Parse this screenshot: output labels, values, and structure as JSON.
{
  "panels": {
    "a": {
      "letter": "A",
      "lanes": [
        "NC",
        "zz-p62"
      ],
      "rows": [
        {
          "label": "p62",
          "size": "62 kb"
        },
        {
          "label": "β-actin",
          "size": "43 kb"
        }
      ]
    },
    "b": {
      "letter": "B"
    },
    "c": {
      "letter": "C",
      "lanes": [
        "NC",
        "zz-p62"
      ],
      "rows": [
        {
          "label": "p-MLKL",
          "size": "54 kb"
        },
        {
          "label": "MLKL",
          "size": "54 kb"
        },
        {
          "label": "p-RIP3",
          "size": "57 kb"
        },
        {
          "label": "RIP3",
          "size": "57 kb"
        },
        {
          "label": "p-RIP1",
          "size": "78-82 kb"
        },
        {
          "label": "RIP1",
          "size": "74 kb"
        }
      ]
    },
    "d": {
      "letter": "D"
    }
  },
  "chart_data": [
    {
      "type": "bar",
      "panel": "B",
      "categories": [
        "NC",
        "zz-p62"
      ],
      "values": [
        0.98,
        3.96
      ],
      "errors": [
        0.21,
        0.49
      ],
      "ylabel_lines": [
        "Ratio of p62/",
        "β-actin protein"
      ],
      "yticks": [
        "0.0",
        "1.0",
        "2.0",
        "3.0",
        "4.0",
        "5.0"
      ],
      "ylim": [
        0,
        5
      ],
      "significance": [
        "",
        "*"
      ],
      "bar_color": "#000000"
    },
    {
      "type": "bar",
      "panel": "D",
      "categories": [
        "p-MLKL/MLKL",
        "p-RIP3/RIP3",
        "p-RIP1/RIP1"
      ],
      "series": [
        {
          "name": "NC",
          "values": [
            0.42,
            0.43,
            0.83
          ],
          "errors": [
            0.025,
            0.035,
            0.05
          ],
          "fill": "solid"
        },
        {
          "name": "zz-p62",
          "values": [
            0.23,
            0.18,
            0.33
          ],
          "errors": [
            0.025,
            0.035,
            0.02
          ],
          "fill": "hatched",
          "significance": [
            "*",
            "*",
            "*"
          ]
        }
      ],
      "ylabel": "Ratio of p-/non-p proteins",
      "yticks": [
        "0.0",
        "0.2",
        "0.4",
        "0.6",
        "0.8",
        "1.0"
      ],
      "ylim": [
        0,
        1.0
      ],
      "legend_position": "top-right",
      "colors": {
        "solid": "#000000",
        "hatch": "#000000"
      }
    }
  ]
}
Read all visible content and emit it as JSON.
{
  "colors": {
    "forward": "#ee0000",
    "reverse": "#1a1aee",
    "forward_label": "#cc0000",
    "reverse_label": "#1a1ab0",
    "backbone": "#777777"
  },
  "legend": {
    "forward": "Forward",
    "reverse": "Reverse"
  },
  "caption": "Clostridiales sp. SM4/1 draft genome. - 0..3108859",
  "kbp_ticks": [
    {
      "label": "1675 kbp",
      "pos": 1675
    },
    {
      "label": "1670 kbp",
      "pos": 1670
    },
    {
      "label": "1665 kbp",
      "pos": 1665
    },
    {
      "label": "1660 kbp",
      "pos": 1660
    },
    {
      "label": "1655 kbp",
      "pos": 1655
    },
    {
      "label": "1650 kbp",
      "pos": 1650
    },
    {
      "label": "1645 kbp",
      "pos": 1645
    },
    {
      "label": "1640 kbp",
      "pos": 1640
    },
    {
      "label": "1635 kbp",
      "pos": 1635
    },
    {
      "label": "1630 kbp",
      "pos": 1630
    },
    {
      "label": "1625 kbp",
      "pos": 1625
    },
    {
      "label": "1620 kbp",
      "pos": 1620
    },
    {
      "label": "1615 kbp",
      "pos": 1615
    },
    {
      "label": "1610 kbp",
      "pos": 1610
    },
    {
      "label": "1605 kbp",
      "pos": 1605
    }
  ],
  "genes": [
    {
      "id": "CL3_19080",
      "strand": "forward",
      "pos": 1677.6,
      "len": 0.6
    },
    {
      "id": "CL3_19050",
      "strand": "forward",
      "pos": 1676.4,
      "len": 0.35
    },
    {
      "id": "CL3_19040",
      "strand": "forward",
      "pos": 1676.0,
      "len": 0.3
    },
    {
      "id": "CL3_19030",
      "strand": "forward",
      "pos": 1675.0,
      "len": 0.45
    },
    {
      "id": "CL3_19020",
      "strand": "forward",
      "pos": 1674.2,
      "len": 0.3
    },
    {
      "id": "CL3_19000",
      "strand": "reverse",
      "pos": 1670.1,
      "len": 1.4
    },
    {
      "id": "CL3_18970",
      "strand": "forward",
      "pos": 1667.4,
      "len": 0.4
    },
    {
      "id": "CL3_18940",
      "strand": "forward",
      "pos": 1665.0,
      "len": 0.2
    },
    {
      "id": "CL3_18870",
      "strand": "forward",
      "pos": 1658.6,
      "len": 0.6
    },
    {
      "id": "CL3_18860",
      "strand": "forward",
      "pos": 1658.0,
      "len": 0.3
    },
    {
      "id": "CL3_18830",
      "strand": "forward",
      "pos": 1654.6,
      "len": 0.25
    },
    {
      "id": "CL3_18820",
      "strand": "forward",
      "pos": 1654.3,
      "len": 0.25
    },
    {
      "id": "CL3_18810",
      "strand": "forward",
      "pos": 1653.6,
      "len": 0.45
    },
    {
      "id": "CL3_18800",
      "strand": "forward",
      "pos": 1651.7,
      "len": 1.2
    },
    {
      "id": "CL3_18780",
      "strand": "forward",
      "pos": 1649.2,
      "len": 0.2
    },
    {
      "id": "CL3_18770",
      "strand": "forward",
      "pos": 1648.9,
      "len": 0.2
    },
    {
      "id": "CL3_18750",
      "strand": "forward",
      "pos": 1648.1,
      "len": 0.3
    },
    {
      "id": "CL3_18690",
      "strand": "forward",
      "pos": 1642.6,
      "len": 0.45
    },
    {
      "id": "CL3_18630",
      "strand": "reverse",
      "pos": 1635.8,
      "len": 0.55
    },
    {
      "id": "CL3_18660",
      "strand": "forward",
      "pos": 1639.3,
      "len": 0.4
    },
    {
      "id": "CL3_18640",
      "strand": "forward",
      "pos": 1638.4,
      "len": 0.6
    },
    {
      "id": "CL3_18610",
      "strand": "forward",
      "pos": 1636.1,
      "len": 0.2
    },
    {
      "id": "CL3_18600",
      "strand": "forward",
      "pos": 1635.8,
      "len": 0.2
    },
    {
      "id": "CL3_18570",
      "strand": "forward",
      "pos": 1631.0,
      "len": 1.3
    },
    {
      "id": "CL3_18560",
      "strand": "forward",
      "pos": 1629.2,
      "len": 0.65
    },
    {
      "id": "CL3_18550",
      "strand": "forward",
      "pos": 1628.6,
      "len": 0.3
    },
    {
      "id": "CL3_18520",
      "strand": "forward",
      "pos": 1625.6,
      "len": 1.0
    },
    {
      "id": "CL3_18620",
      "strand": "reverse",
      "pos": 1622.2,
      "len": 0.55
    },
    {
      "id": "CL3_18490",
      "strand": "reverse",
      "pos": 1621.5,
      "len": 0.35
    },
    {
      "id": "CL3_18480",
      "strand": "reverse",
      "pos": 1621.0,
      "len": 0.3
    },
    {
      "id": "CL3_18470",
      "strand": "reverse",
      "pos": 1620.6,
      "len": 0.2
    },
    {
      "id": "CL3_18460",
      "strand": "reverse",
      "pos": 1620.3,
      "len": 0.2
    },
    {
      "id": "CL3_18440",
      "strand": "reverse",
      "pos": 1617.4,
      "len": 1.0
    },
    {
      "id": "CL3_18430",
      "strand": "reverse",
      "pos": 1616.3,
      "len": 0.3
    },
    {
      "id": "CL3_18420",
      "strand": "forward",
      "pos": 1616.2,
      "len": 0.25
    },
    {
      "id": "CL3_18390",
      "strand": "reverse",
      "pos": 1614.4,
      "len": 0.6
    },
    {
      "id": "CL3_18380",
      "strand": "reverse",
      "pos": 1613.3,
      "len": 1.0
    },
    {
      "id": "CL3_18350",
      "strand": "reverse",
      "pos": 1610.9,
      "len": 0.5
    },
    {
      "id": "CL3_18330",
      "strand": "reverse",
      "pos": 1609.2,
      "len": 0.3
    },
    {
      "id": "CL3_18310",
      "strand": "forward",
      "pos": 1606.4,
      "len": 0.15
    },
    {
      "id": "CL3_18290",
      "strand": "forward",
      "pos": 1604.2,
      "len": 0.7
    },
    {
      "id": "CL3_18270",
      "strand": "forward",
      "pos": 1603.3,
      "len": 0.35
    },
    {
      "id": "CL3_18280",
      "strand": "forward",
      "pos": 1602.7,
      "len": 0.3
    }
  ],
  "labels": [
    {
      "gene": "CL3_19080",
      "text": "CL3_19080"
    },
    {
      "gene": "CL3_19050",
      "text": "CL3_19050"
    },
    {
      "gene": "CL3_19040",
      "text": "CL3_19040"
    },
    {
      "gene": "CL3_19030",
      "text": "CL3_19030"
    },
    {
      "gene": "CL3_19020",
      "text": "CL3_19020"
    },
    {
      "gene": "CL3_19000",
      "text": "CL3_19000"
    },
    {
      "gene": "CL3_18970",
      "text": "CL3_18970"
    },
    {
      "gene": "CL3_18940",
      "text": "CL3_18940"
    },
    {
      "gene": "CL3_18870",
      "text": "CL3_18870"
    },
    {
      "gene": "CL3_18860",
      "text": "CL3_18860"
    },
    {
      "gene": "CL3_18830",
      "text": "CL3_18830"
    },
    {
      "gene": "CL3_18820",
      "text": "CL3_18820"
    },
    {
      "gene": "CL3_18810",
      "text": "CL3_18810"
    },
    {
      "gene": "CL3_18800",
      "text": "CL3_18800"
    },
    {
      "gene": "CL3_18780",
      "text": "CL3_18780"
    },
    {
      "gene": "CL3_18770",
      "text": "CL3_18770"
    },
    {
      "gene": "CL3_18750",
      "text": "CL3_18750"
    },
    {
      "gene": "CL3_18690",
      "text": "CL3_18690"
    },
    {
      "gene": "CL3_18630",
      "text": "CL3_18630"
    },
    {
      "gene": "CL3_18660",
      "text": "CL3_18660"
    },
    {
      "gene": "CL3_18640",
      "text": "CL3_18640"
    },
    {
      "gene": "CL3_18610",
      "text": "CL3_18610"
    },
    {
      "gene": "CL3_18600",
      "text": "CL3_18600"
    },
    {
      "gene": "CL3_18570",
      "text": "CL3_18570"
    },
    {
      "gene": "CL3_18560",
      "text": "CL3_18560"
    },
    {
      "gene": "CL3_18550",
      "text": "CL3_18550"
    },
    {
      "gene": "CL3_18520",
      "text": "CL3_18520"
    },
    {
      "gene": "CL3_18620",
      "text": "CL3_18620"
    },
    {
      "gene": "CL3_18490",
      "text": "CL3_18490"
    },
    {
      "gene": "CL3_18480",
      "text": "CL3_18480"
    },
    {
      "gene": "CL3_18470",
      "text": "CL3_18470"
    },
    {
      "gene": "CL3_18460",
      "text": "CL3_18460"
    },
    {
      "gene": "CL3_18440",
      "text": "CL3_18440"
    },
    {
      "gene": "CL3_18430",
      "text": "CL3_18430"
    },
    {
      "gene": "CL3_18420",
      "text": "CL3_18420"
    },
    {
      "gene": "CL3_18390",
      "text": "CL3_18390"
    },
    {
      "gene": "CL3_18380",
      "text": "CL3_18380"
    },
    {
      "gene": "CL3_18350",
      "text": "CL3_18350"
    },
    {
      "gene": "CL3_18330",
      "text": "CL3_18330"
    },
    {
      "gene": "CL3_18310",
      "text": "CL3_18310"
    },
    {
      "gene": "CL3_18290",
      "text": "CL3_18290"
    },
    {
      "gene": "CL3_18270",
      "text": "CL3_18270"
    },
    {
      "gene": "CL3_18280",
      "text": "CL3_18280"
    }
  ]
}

» REQUIREMENT:
What lines above contain "JSON"? Copy them out.

» SOLUTION FOR THIS TASK:
Parse this screenshot: output labels, values, and structure as JSON.
Read all visible content and emit it as JSON.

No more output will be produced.